**SET TASKS:**
1. In the snow-driving article, how much horsepower does the 1989 BMW 325iX route to its wheels?
2. From the snow-driving article, quote everything from "The snow-day arrow" down to "on the cake.".

**PROVIDED TEXT:**
Last week the polar vortex plunged southward, blanketing much of the United States in frigid temperatures and depositing healthy doses of snow on many states. In Colorado, this resulted in nearly a foot of fresh powder, causing a crisis for many drivers.

Snow, especially in a state like Colorado, should not be a crisis; it is an occasion for blissful snow-day motoring fun.

The snow-day arrow in my automotive quiver is a Zinnoberrot (red) 1989 BMW 325iX. In my opinion, the E30-generation 3 Series is the one model more than any other that earned BMW its Ultimate Driving Machine reputation—and the all-wheel-drive iX takes that reputation to the powder. It was BMW’s first all-wheel-drive model and is simply unstoppable in the snow. This is thanks to routing its 168 horsepower through a 37:63% front-to-rear-biased viscous-coupling transfer case and a rear limited-slip differential employing the same Silly Putty technology.

But it isn’t all-wheel-drive that makes the iX so good, it’s the E30’s perfectly balanced and telepathically communicative chassis. It is light, tossable, and wonderfully controllable. All-wheel drive is just the icing on the cake.

The 325iX is delightfully mechanical, and unfettered by the numbing effect of computers or stability control. The driver has only his or her talent to remain free of trouble. With just the slightest amount of talent, it is capable of staggering performance on snow-covered roads, performance that can result in terrifying speed differentials with the hordes of white-knuckling crossover and SUV drivers who are merely surviving the snowstorm. Where others survive, the E30 325iX thrives!

But there’s a problem. For the remaining 300 days of the year, when it is sunny in Colorado, the 325iX is terrible. It’s noticeably slower, 145 pounds heavier, and frustratingly more complex than a rear-wheel-drive E30 325i. At highway speeds, the added drivetrain noise (at least in my 200,000-mile example) is deafeningly loud, and at a pitch that my ears find particularly offensive. On a fair-weather day, when there is no opportunity for winter heroism, all I get from the iX is a set of bleeding eardrums.

And then there is the price. The day of the cheap E30 has passed. A properly sorted 325iX commands a significant premium, especially in Colorado. Most iX’s have been exposed to climates that are not friendly to ’80s-era BMW sheet metal, making rust a common issue. Clean examples are rare, and even more expensive. A mechanically sorted and cosmetically presentable 325iX can command well over five figures, regardless of mileage.

What if there was an alternative? A car that offered the same classic style and mechanically organic driving experience as the E30, yet one that also had German engineering and all-wheel-drive? A car that was as equally capable of negotiating the hordes of slow-moving crossovers in the snow, but cost only a fraction of the price of the BMW 325iX? Well, there is! It’s an Audi—specifically, the 1986 to 1991 Audi 90 Quattro (known as the B3 in Audi-speak).

Blasphemy, perhaps, to the BMW crowd. But this winter I happened to purchase a Tornado Red 1988 example with slightly more miles on the odometer than my 325iX for a fraction of what the E30 was worth. 1988 model years were less desirable than the later twenty-valve B3 Audi 90s, but the price made this one a good alternative.

**INFORMATION PROVIDED:**
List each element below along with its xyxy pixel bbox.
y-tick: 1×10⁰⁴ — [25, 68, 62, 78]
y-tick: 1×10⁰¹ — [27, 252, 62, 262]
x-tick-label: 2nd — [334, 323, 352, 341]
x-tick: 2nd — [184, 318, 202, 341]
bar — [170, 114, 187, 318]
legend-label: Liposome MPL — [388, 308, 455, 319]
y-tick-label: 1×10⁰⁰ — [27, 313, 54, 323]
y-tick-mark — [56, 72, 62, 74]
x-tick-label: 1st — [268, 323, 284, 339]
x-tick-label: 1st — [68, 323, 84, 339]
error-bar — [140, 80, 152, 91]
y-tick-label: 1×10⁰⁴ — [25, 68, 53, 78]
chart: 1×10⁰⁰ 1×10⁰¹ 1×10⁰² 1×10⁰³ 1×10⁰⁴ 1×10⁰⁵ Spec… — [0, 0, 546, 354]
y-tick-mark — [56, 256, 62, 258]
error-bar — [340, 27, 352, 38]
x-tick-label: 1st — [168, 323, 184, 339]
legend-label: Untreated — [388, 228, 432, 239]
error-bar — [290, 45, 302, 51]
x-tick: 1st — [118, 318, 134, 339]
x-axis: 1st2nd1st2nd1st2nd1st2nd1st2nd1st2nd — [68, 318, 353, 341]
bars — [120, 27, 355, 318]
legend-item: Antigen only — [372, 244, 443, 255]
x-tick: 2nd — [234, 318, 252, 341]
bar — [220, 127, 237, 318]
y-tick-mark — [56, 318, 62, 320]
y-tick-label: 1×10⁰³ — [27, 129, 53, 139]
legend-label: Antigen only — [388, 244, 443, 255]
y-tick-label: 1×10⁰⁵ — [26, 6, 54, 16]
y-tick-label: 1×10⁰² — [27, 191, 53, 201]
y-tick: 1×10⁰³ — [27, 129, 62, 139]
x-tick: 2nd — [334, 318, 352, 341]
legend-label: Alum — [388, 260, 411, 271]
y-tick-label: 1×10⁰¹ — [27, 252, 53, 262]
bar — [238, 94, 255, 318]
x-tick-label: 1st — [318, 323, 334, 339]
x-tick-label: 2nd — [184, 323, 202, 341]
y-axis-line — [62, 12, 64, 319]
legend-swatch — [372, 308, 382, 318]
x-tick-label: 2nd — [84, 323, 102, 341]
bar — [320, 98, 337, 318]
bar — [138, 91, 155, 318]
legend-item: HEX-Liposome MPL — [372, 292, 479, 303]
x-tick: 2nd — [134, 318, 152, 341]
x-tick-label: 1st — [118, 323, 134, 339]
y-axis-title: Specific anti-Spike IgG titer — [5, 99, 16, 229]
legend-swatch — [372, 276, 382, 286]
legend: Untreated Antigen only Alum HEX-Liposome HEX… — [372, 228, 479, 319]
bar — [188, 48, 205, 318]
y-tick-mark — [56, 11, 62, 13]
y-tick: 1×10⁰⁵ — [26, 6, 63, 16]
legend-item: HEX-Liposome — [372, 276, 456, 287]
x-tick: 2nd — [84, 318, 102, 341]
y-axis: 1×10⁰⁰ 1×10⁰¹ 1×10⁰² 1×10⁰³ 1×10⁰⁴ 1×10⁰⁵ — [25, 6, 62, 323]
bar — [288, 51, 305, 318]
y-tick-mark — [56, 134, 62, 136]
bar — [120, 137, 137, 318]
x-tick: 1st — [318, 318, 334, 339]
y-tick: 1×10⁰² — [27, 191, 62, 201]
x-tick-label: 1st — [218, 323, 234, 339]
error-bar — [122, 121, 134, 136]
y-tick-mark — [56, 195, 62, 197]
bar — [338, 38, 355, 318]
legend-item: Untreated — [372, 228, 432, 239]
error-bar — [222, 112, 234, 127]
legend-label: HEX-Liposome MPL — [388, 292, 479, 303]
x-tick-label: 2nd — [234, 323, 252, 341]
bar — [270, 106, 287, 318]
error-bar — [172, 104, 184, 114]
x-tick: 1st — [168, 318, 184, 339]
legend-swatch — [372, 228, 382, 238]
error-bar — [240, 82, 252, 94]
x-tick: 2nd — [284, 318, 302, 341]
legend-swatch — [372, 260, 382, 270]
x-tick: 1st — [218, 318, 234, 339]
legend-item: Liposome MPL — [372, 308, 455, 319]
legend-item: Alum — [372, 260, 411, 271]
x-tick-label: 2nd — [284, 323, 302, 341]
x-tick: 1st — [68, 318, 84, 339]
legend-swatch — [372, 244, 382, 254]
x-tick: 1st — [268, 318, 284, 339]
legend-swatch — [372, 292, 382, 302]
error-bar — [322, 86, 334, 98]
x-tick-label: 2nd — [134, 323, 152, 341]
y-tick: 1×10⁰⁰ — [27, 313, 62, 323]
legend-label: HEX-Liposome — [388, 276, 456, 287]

**SOLUTION SET:**
1. 168 horsepower.

2.
The snow-day arrow in my automotive quiver is a Zinnoberrot (red) 1989 BMW 325iX. In my opinion, the E30-generation 3 Series is the one model more than any other that earned BMW its Ultimate Driving Machine reputation—and the all-wheel-drive iX takes that reputation to the powder. It was BMW’s first all-wheel-drive model and is simply unstoppable in the snow. This is thanks to routing its 168 horsepower through a 37:63% front-to-rear-biased viscous-coupling transfer case and a rear limited-slip differential employing the same Silly Putty technology.

But it isn’t all-wheel-drive that makes the iX so good, it’s the E30’s perfectly balanced and telepathically communicative chassis. It is light, tossable, and wonderfully controllable. All-wheel drive is just the icing on the cake.